■ **Exercise directions**
Will you give the material below again, every line exactly as it is?

■ **Record excerpts**
----

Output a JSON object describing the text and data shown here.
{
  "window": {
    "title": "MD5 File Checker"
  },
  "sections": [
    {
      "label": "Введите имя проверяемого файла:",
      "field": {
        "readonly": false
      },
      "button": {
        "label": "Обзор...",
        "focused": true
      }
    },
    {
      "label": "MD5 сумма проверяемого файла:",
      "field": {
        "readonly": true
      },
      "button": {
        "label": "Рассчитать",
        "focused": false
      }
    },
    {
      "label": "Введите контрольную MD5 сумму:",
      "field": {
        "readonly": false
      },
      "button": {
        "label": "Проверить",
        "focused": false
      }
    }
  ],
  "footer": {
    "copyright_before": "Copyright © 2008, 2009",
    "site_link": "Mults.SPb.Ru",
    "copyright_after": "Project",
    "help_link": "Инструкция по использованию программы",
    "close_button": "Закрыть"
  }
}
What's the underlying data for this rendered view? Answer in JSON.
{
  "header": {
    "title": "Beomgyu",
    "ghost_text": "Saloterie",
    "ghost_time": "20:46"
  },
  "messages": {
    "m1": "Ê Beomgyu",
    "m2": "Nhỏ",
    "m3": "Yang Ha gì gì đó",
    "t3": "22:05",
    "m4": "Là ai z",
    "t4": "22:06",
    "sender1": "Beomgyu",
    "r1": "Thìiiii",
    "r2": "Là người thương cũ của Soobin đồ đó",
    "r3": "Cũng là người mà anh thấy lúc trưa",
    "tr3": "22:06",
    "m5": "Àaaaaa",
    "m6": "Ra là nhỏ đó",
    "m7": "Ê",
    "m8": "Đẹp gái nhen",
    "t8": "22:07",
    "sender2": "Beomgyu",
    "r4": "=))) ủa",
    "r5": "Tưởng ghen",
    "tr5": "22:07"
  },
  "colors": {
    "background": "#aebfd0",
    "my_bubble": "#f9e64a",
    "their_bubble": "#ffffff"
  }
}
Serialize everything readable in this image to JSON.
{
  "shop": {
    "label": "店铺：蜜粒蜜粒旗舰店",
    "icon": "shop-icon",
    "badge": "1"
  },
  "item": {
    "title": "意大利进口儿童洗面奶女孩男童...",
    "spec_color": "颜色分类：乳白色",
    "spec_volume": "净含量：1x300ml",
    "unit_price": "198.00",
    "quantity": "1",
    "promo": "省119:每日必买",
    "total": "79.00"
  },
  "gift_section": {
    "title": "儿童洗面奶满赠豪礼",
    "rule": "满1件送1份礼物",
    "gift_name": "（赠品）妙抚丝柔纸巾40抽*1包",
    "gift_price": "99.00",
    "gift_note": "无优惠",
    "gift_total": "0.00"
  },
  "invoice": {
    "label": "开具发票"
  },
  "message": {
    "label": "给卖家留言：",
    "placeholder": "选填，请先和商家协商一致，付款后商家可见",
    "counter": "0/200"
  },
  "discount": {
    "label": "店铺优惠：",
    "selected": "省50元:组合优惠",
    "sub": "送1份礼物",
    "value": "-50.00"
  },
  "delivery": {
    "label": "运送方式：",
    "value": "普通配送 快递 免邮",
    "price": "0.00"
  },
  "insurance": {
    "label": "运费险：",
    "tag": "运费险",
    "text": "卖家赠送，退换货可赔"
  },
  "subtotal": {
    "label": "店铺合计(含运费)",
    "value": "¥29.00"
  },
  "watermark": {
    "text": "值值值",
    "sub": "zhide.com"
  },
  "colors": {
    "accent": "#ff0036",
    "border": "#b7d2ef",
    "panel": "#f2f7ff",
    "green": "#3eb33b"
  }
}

----

■ **Completed exercise**
Output a JSON object describing the text and data shown here.
{
  "window": {
    "title": "MD5 File Checker"
  },
  "sections": [
    {
      "label": "Введите имя проверяемого файла:",
      "field": {
        "readonly": false
      },
      "button": {
        "label": "Обзор...",
        "focused": true
      }
    },
    {
      "label": "MD5 сумма проверяемого файла:",
      "field": {
        "readonly": true
      },
      "button": {
        "label": "Рассчитать",
        "focused": false
      }
    },
    {
      "label": "Введите контрольную MD5 сумму:",
      "field": {
        "readonly": false
      },
      "button": {
        "label": "Проверить",
        "focused": false
      }
    }
  ],
  "footer": {
    "copyright_before": "Copyright © 2008, 2009",
    "site_link": "Mults.SPb.Ru",
    "copyright_after": "Project",
    "help_link": "Инструкция по использованию программы",
    "close_button": "Закрыть"
  }
}
What's the underlying data for this rendered view? Answer in JSON.
{
  "header": {
    "title": "Beomgyu",
    "ghost_text": "Saloterie",
    "ghost_time": "20:46"
  },
  "messages": {
    "m1": "Ê Beomgyu",
    "m2": "Nhỏ",
    "m3": "Yang Ha gì gì đó",
    "t3": "22:05",
    "m4": "Là ai z",
    "t4": "22:06",
    "sender1": "Beomgyu",
    "r1": "Thìiiii",
    "r2": "Là người thương cũ của Soobin đồ đó",
    "r3": "Cũng là người mà anh thấy lúc trưa",
    "tr3": "22:06",
    "m5": "Àaaaaa",
    "m6": "Ra là nhỏ đó",
    "m7": "Ê",
    "m8": "Đẹp gái nhen",
    "t8": "22:07",
    "sender2": "Beomgyu",
    "r4": "=))) ủa",
    "r5": "Tưởng ghen",
    "tr5": "22:07"
  },
  "colors": {
    "background": "#aebfd0",
    "my_bubble": "#f9e64a",
    "their_bubble": "#ffffff"
  }
}
Serialize everything readable in this image to JSON.
{
  "shop": {
    "label": "店铺：蜜粒蜜粒旗舰店",
    "icon": "shop-icon",
    "badge": "1"
  },
  "item": {
    "title": "意大利进口儿童洗面奶女孩男童...",
    "spec_color": "颜色分类：乳白色",
    "spec_volume": "净含量：1x300ml",
    "unit_price": "198.00",
    "quantity": "1",
    "promo": "省119:每日必买",
    "total": "79.00"
  },
  "gift_section": {
    "title": "儿童洗面奶满赠豪礼",
    "rule": "满1件送1份礼物",
    "gift_name": "（赠品）妙抚丝柔纸巾40抽*1包",
    "gift_price": "99.00",
    "gift_note": "无优惠",
    "gift_total": "0.00"
  },
  "invoice": {
    "label": "开具发票"
  },
  "message": {
    "label": "给卖家留言：",
    "placeholder": "选填，请先和商家协商一致，付款后商家可见",
    "counter": "0/200"
  },
  "discount": {
    "label": "店铺优惠：",
    "selected": "省50元:组合优惠",
    "sub": "送1份礼物",
    "value": "-50.00"
  },
  "delivery": {
    "label": "运送方式：",
    "value": "普通配送 快递 免邮",
    "price": "0.00"
  },
  "insurance": {
    "label": "运费险：",
    "tag": "运费险",
    "text": "卖家赠送，退换货可赔"
  },
  "subtotal": {
    "label": "店铺合计(含运费)",
    "value": "¥29.00"
  },
  "watermark": {
    "text": "值值值",
    "sub": "zhide.com"
  },
  "colors": {
    "accent": "#ff0036",
    "border": "#b7d2ef",
    "panel": "#f2f7ff",
    "green": "#3eb33b"
  }
}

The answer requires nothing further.